-- start of Exercise material --

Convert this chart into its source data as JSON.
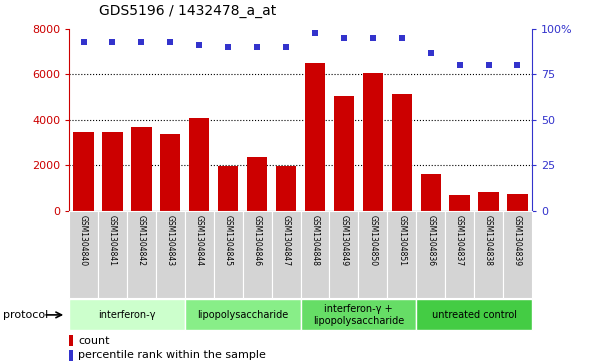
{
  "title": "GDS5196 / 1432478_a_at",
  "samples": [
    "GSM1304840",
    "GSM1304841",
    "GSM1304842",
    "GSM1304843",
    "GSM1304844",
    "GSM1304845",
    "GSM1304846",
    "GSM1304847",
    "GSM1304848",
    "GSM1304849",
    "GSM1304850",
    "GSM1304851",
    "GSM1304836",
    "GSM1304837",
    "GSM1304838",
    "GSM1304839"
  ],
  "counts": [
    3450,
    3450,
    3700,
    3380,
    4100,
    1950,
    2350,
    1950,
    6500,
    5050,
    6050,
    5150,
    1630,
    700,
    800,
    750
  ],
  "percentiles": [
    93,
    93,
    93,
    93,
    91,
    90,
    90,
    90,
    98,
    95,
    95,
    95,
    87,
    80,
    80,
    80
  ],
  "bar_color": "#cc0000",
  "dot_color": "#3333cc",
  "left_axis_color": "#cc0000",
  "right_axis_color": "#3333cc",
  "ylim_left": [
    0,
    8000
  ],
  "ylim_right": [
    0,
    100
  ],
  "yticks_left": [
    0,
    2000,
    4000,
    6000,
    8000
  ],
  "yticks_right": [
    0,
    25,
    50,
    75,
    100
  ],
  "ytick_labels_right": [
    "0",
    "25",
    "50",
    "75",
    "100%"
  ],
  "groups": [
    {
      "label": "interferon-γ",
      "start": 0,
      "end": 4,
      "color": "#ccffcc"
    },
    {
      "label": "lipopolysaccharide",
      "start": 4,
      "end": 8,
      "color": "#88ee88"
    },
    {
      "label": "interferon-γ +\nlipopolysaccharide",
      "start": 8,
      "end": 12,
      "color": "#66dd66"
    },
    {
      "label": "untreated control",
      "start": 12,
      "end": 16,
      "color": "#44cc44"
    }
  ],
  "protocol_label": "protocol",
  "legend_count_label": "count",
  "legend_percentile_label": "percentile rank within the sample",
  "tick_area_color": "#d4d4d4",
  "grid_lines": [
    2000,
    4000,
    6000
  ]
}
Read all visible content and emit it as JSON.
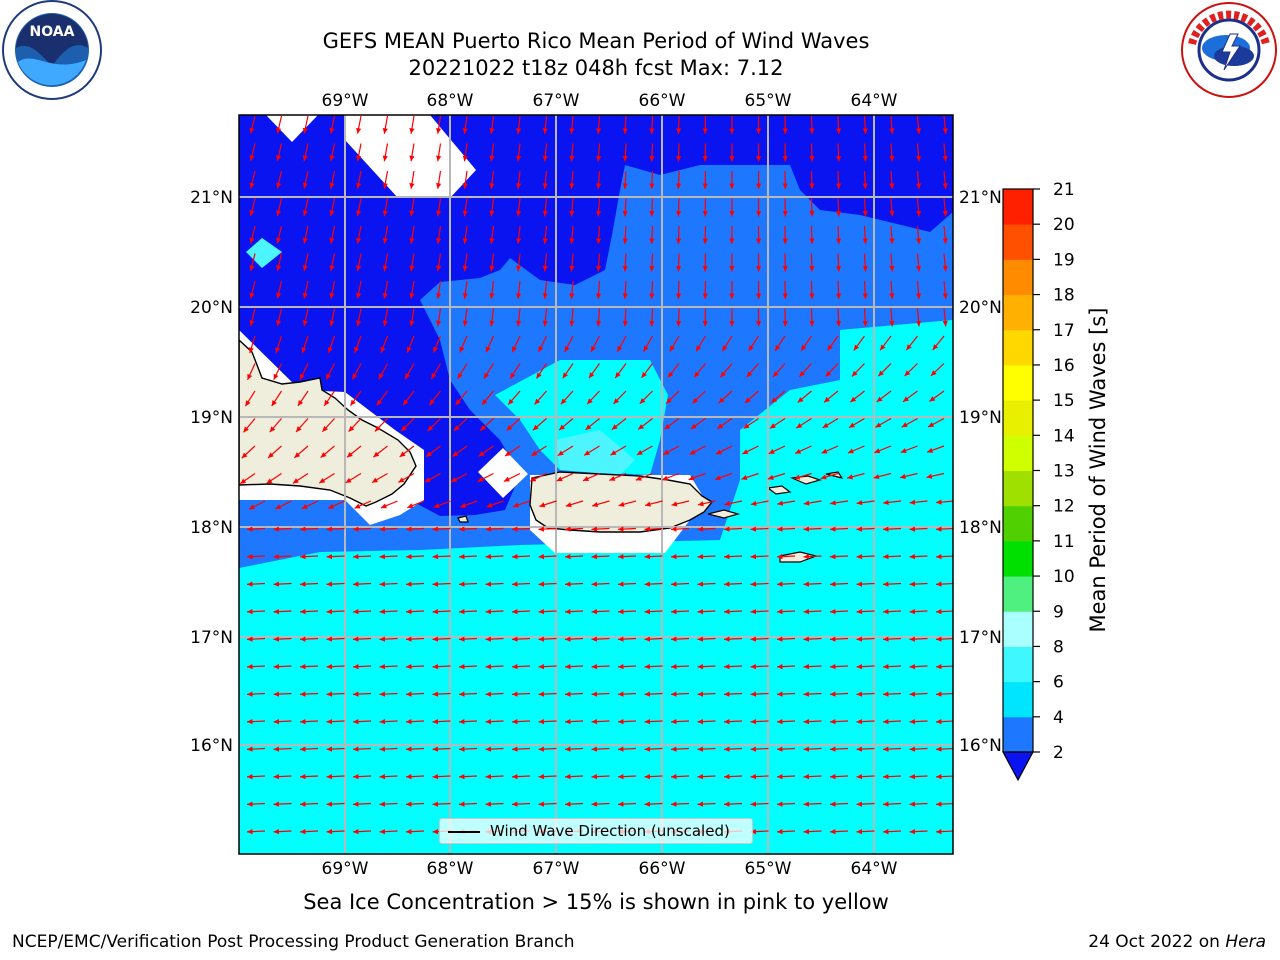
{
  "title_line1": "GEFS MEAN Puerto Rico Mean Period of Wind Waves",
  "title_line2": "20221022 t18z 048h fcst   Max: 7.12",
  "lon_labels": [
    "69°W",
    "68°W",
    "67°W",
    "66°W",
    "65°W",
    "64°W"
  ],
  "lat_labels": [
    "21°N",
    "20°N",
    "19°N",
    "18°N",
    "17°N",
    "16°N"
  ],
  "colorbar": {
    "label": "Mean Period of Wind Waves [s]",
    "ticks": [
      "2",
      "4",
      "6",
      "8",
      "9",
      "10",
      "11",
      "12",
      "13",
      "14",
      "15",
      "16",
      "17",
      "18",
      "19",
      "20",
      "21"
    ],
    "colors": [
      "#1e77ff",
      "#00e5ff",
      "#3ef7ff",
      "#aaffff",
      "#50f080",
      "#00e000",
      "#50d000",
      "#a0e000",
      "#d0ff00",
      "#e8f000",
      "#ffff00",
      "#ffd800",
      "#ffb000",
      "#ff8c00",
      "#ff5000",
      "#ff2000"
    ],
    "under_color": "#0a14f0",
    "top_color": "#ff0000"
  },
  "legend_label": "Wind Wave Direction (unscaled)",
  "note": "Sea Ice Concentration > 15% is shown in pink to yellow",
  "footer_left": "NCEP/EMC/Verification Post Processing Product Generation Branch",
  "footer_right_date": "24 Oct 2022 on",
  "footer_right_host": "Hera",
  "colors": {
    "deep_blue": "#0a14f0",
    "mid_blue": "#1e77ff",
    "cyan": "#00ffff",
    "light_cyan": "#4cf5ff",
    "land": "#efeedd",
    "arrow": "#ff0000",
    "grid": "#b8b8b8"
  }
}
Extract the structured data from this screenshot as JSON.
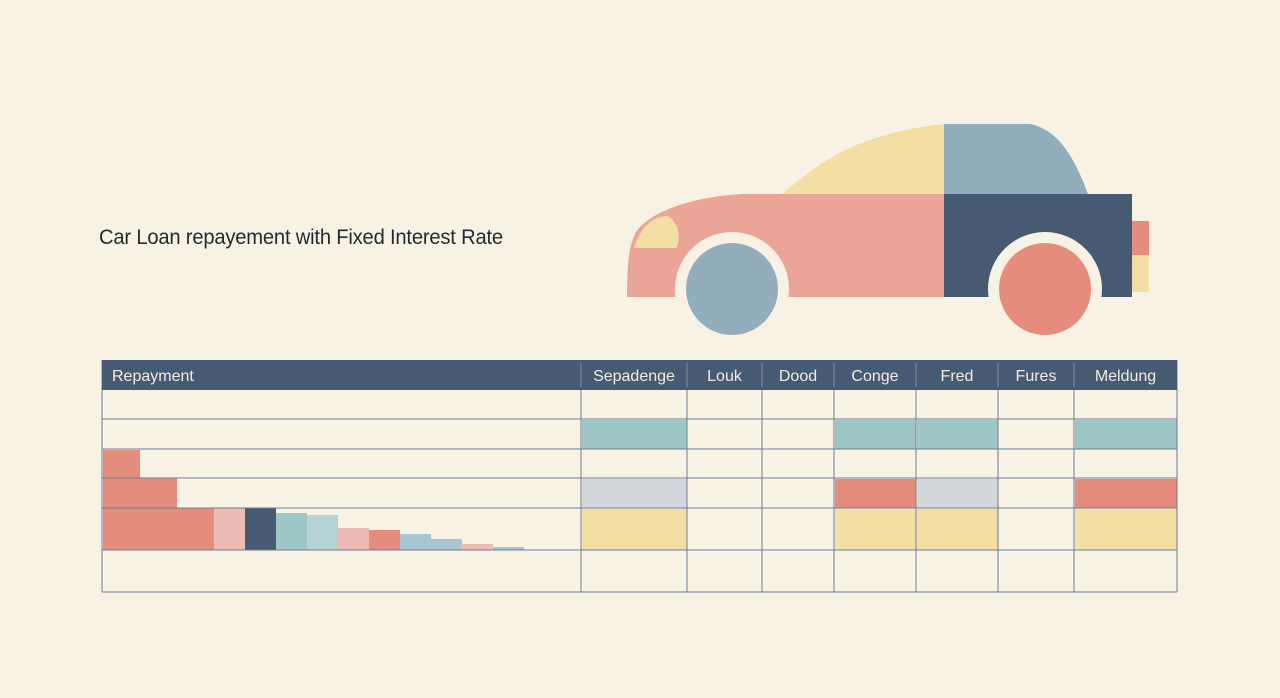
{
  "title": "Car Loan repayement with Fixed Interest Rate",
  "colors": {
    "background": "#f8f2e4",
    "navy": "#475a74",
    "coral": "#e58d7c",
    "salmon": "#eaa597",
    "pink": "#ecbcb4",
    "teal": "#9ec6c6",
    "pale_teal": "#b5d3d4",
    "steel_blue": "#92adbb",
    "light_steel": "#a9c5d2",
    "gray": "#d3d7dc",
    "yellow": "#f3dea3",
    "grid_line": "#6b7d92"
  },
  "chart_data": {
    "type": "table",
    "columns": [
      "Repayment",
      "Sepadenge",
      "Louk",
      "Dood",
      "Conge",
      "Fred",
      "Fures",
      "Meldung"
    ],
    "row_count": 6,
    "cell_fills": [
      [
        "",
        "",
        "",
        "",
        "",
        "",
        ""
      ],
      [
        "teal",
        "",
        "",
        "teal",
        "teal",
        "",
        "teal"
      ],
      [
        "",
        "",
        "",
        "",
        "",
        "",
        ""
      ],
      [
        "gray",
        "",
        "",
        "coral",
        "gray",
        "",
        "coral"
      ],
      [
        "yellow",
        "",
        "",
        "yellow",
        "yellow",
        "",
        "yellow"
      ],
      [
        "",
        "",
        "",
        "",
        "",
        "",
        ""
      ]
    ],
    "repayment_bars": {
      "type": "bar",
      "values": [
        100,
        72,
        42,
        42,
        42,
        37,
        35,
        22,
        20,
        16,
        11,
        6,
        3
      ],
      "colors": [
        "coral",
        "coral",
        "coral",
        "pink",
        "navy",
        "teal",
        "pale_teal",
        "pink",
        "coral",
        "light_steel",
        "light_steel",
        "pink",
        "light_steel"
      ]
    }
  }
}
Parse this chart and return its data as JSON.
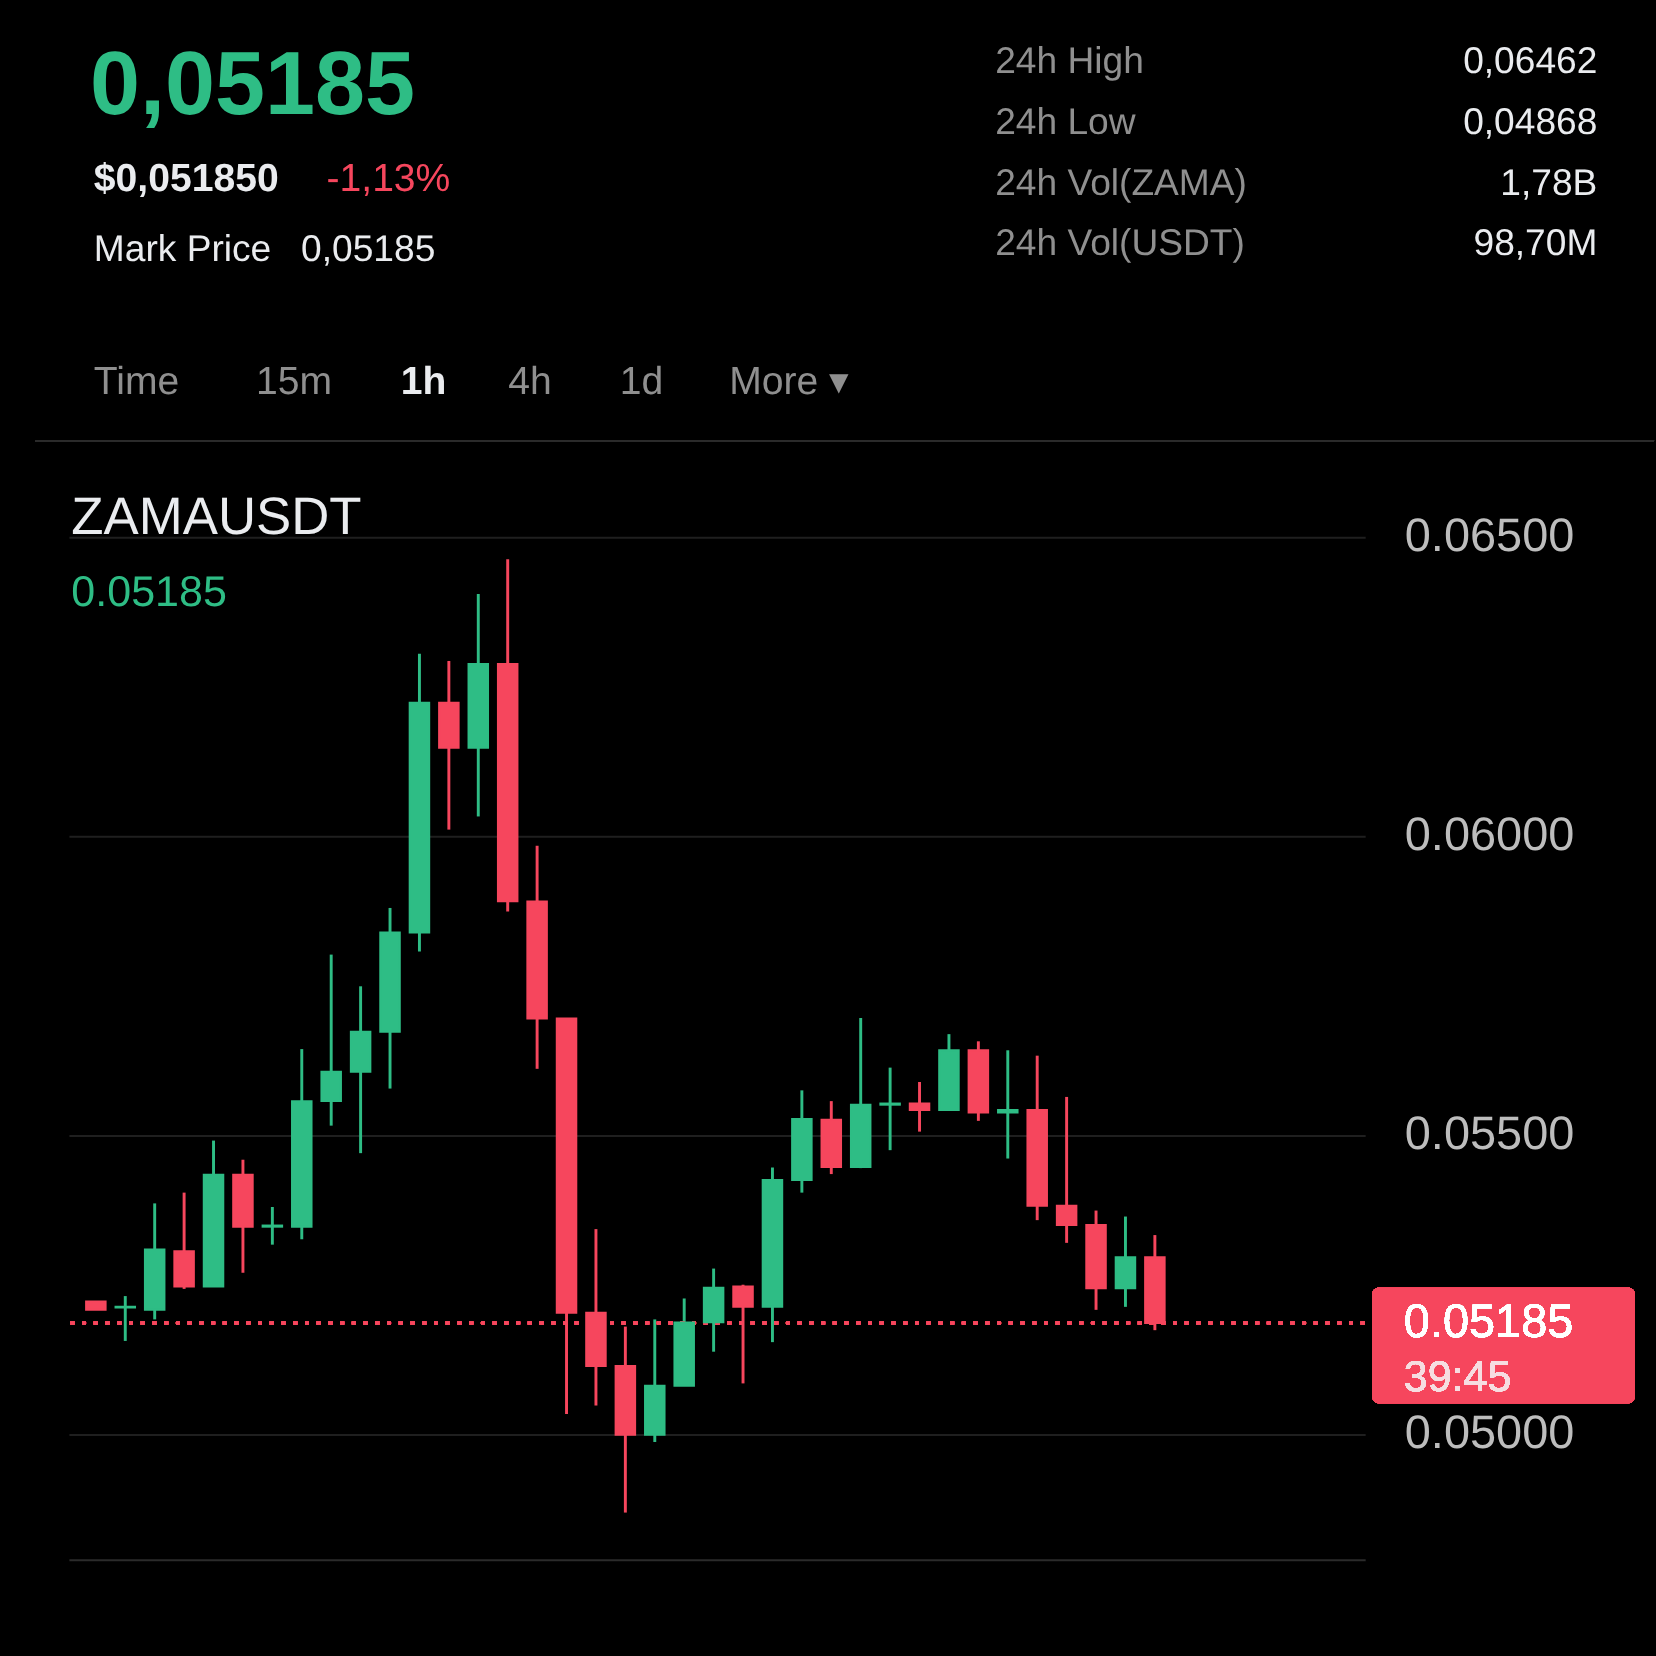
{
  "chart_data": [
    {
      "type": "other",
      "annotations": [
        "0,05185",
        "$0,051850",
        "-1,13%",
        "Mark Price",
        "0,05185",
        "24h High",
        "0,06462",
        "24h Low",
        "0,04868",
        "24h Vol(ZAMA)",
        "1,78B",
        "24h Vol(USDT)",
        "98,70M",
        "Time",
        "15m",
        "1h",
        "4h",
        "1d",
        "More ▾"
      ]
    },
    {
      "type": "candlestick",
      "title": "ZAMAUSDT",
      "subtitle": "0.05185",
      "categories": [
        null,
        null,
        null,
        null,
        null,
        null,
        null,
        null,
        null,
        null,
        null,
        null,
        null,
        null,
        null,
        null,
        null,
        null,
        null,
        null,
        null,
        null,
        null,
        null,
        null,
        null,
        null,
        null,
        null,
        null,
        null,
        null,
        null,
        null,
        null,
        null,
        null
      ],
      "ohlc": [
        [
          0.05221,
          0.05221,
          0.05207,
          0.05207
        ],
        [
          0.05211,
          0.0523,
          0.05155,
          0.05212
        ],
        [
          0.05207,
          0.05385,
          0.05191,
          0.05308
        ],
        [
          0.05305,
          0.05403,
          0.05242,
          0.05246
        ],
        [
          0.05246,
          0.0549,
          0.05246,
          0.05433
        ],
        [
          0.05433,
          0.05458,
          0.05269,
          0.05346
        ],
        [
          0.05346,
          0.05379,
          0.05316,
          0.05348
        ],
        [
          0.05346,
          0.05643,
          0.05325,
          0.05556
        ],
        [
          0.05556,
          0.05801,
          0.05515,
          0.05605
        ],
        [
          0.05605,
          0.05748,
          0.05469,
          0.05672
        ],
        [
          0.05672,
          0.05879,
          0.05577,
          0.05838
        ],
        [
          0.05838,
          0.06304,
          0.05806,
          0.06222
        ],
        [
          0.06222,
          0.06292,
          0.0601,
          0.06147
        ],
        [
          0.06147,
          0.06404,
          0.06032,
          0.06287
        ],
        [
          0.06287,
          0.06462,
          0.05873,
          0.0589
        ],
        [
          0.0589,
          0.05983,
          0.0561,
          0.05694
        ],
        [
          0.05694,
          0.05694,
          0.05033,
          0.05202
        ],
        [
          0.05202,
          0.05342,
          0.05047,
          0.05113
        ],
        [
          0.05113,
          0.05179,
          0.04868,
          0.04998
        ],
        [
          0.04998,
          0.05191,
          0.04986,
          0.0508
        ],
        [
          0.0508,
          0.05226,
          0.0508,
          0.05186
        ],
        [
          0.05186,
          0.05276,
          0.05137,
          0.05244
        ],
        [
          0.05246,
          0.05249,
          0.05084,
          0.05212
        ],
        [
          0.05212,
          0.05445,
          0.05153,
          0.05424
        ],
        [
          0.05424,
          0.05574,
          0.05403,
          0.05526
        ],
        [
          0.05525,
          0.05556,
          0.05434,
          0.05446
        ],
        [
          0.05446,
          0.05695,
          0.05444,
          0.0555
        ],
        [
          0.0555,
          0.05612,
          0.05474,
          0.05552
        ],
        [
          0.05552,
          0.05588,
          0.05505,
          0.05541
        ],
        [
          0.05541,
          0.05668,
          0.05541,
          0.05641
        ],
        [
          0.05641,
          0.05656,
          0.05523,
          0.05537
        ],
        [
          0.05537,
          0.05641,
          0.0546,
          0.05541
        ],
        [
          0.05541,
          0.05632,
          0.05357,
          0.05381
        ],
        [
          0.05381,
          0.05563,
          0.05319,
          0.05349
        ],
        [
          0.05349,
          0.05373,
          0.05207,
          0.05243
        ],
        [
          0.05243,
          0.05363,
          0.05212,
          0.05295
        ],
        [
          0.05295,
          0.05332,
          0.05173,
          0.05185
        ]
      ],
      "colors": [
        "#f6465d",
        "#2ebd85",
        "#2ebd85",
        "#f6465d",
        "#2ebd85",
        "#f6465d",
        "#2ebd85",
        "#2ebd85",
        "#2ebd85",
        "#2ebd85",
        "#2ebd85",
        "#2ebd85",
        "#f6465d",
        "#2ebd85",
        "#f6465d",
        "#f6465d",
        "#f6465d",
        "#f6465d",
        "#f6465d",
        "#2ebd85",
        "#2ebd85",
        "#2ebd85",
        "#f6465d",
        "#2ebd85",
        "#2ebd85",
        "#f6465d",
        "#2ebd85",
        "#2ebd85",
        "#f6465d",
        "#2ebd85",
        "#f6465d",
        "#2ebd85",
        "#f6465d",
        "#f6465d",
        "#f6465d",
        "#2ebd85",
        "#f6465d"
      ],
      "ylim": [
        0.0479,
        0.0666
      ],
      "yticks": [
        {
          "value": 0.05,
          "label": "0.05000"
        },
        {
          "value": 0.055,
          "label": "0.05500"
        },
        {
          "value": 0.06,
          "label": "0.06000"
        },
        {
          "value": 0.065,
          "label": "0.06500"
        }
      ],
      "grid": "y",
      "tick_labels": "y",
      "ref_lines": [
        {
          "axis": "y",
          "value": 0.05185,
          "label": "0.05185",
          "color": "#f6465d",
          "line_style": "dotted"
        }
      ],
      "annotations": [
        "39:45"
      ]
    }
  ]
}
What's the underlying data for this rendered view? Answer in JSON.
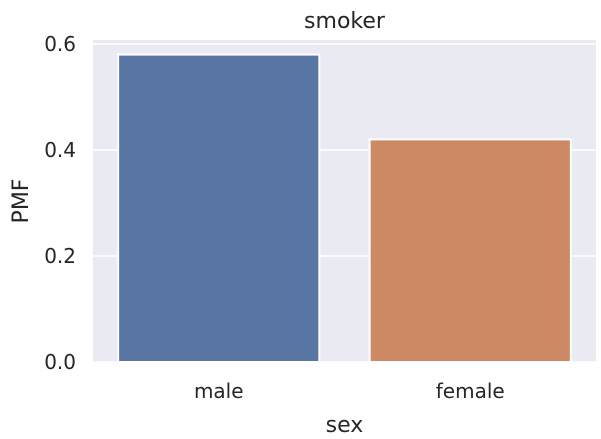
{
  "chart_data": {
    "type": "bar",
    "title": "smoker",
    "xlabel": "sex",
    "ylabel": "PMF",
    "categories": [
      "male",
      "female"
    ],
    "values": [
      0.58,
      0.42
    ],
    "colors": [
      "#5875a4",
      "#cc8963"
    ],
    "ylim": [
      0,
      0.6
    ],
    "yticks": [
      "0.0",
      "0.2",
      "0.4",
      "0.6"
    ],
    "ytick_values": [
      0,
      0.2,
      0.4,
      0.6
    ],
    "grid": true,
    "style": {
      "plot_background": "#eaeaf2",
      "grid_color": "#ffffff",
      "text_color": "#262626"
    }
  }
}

-- end of Exercise material --

**Task prompt**
Identify all lines where the word "type" shows up. Copy them.

**Finished task**
    "type": "table",
      "type": "bar",
      "type": "other",
      "type": "candlestick",
    "type": "bar",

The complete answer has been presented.